(Figure record extracts)
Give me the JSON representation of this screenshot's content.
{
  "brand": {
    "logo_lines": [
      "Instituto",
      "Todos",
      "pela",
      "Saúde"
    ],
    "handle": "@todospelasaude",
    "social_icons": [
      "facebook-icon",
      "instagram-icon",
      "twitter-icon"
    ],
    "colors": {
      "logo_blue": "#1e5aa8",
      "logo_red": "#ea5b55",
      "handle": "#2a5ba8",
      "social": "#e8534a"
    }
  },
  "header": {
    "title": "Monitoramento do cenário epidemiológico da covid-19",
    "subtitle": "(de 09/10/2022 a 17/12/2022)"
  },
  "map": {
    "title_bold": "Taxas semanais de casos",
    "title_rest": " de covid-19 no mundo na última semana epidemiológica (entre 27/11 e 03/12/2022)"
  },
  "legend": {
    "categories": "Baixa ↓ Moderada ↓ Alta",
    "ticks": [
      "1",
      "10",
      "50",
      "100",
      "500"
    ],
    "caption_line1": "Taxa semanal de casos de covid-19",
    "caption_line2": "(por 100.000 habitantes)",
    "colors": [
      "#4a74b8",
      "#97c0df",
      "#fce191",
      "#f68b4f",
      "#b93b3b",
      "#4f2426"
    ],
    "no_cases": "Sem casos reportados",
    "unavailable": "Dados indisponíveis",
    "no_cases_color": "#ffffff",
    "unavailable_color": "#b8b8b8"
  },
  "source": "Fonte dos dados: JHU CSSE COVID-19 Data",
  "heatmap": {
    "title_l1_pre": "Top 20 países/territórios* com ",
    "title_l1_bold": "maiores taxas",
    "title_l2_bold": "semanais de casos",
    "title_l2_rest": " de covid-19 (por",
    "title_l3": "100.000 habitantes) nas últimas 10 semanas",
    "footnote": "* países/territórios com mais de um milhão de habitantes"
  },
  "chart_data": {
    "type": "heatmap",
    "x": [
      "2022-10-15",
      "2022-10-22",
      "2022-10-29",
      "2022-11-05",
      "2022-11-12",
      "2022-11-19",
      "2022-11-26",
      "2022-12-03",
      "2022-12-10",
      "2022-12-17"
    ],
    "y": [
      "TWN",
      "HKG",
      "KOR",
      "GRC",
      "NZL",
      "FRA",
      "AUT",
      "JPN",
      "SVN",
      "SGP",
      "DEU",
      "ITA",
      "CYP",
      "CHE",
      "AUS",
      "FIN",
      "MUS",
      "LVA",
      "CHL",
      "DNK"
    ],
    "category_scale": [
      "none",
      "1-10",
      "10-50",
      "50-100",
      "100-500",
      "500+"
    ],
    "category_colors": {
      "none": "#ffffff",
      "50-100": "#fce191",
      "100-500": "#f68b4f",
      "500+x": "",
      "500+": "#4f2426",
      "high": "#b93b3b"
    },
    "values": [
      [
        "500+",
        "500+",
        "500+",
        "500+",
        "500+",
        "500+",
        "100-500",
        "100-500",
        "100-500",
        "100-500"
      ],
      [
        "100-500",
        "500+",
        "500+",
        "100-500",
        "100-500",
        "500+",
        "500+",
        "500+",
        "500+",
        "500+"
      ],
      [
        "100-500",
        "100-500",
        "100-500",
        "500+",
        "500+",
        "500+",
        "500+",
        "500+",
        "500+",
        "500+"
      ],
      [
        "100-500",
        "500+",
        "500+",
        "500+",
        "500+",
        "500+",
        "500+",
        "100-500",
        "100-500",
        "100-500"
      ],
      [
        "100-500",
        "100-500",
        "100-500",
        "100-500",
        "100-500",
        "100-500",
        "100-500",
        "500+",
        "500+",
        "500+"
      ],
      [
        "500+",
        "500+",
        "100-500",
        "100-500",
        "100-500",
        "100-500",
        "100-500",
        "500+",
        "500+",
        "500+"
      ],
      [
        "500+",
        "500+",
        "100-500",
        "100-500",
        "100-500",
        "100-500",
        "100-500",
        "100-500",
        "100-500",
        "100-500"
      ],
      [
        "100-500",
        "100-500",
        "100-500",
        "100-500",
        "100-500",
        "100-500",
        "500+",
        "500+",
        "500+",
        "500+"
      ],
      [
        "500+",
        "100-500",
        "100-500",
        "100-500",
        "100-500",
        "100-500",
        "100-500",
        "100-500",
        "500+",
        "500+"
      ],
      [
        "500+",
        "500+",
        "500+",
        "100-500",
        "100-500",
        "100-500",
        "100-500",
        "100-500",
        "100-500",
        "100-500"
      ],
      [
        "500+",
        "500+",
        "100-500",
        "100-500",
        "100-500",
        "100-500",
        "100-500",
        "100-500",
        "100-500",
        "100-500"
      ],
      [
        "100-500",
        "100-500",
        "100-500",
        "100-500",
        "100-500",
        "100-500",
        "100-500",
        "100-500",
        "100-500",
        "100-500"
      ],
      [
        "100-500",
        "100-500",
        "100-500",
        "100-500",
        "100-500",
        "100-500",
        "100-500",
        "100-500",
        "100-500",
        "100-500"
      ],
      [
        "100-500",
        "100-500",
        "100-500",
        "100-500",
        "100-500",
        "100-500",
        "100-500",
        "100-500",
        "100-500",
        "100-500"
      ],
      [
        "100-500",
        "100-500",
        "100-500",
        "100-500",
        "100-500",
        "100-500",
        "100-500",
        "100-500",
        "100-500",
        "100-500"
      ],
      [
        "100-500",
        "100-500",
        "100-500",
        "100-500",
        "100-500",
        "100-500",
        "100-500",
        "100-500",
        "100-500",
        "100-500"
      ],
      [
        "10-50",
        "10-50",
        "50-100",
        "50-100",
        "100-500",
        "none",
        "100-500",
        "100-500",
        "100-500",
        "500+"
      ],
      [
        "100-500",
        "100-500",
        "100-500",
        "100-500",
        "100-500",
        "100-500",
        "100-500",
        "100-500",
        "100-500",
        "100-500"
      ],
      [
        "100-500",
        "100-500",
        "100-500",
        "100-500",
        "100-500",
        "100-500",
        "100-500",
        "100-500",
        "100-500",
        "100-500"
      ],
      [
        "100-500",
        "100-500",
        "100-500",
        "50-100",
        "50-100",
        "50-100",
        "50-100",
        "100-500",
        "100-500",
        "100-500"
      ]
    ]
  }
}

### Requirement
Restate every line of the data word for word.

### Written response
Give me the JSON representation of this screenshot's content.
{
  "brand": {
    "logo_lines": [
      "Instituto",
      "Todos",
      "pela",
      "Saúde"
    ],
    "handle": "@todospelasaude",
    "social_icons": [
      "facebook-icon",
      "instagram-icon",
      "twitter-icon"
    ],
    "colors": {
      "logo_blue": "#1e5aa8",
      "logo_red": "#ea5b55",
      "handle": "#2a5ba8",
      "social": "#e8534a"
    }
  },
  "header": {
    "title": "Monitoramento do cenário epidemiológico da covid-19",
    "subtitle": "(de 09/10/2022 a 17/12/2022)"
  },
  "map": {
    "title_bold": "Taxas semanais de casos",
    "title_rest": " de covid-19 no mundo na última semana epidemiológica (entre 27/11 e 03/12/2022)"
  },
  "legend": {
    "categories": "Baixa ↓ Moderada ↓ Alta",
    "ticks": [
      "1",
      "10",
      "50",
      "100",
      "500"
    ],
    "caption_line1": "Taxa semanal de casos de covid-19",
    "caption_line2": "(por 100.000 habitantes)",
    "colors": [
      "#4a74b8",
      "#97c0df",
      "#fce191",
      "#f68b4f",
      "#b93b3b",
      "#4f2426"
    ],
    "no_cases": "Sem casos reportados",
    "unavailable": "Dados indisponíveis",
    "no_cases_color": "#ffffff",
    "unavailable_color": "#b8b8b8"
  },
  "source": "Fonte dos dados: JHU CSSE COVID-19 Data",
  "heatmap": {
    "title_l1_pre": "Top 20 países/territórios* com ",
    "title_l1_bold": "maiores taxas",
    "title_l2_bold": "semanais de casos",
    "title_l2_rest": " de covid-19 (por",
    "title_l3": "100.000 habitantes) nas últimas 10 semanas",
    "footnote": "* países/territórios com mais de um milhão de habitantes"
  },
  "chart_data": {
    "type": "heatmap",
    "x": [
      "2022-10-15",
      "2022-10-22",
      "2022-10-29",
      "2022-11-05",
      "2022-11-12",
      "2022-11-19",
      "2022-11-26",
      "2022-12-03",
      "2022-12-10",
      "2022-12-17"
    ],
    "y": [
      "TWN",
      "HKG",
      "KOR",
      "GRC",
      "NZL",
      "FRA",
      "AUT",
      "JPN",
      "SVN",
      "SGP",
      "DEU",
      "ITA",
      "CYP",
      "CHE",
      "AUS",
      "FIN",
      "MUS",
      "LVA",
      "CHL",
      "DNK"
    ],
    "category_scale": [
      "none",
      "1-10",
      "10-50",
      "50-100",
      "100-500",
      "500+"
    ],
    "category_colors": {
      "none": "#ffffff",
      "50-100": "#fce191",
      "100-500": "#f68b4f",
      "500+x": "",
      "500+": "#4f2426",
      "high": "#b93b3b"
    },
    "values": [
      [
        "500+",
        "500+",
        "500+",
        "500+",
        "500+",
        "500+",
        "100-500",
        "100-500",
        "100-500",
        "100-500"
      ],
      [
        "100-500",
        "500+",
        "500+",
        "100-500",
        "100-500",
        "500+",
        "500+",
        "500+",
        "500+",
        "500+"
      ],
      [
        "100-500",
        "100-500",
        "100-500",
        "500+",
        "500+",
        "500+",
        "500+",
        "500+",
        "500+",
        "500+"
      ],
      [
        "100-500",
        "500+",
        "500+",
        "500+",
        "500+",
        "500+",
        "500+",
        "100-500",
        "100-500",
        "100-500"
      ],
      [
        "100-500",
        "100-500",
        "100-500",
        "100-500",
        "100-500",
        "100-500",
        "100-500",
        "500+",
        "500+",
        "500+"
      ],
      [
        "500+",
        "500+",
        "100-500",
        "100-500",
        "100-500",
        "100-500",
        "100-500",
        "500+",
        "500+",
        "500+"
      ],
      [
        "500+",
        "500+",
        "100-500",
        "100-500",
        "100-500",
        "100-500",
        "100-500",
        "100-500",
        "100-500",
        "100-500"
      ],
      [
        "100-500",
        "100-500",
        "100-500",
        "100-500",
        "100-500",
        "100-500",
        "500+",
        "500+",
        "500+",
        "500+"
      ],
      [
        "500+",
        "100-500",
        "100-500",
        "100-500",
        "100-500",
        "100-500",
        "100-500",
        "100-500",
        "500+",
        "500+"
      ],
      [
        "500+",
        "500+",
        "500+",
        "100-500",
        "100-500",
        "100-500",
        "100-500",
        "100-500",
        "100-500",
        "100-500"
      ],
      [
        "500+",
        "500+",
        "100-500",
        "100-500",
        "100-500",
        "100-500",
        "100-500",
        "100-500",
        "100-500",
        "100-500"
      ],
      [
        "100-500",
        "100-500",
        "100-500",
        "100-500",
        "100-500",
        "100-500",
        "100-500",
        "100-500",
        "100-500",
        "100-500"
      ],
      [
        "100-500",
        "100-500",
        "100-500",
        "100-500",
        "100-500",
        "100-500",
        "100-500",
        "100-500",
        "100-500",
        "100-500"
      ],
      [
        "100-500",
        "100-500",
        "100-500",
        "100-500",
        "100-500",
        "100-500",
        "100-500",
        "100-500",
        "100-500",
        "100-500"
      ],
      [
        "100-500",
        "100-500",
        "100-500",
        "100-500",
        "100-500",
        "100-500",
        "100-500",
        "100-500",
        "100-500",
        "100-500"
      ],
      [
        "100-500",
        "100-500",
        "100-500",
        "100-500",
        "100-500",
        "100-500",
        "100-500",
        "100-500",
        "100-500",
        "100-500"
      ],
      [
        "10-50",
        "10-50",
        "50-100",
        "50-100",
        "100-500",
        "none",
        "100-500",
        "100-500",
        "100-500",
        "500+"
      ],
      [
        "100-500",
        "100-500",
        "100-500",
        "100-500",
        "100-500",
        "100-500",
        "100-500",
        "100-500",
        "100-500",
        "100-500"
      ],
      [
        "100-500",
        "100-500",
        "100-500",
        "100-500",
        "100-500",
        "100-500",
        "100-500",
        "100-500",
        "100-500",
        "100-500"
      ],
      [
        "100-500",
        "100-500",
        "100-500",
        "50-100",
        "50-100",
        "50-100",
        "50-100",
        "100-500",
        "100-500",
        "100-500"
      ]
    ]
  }
}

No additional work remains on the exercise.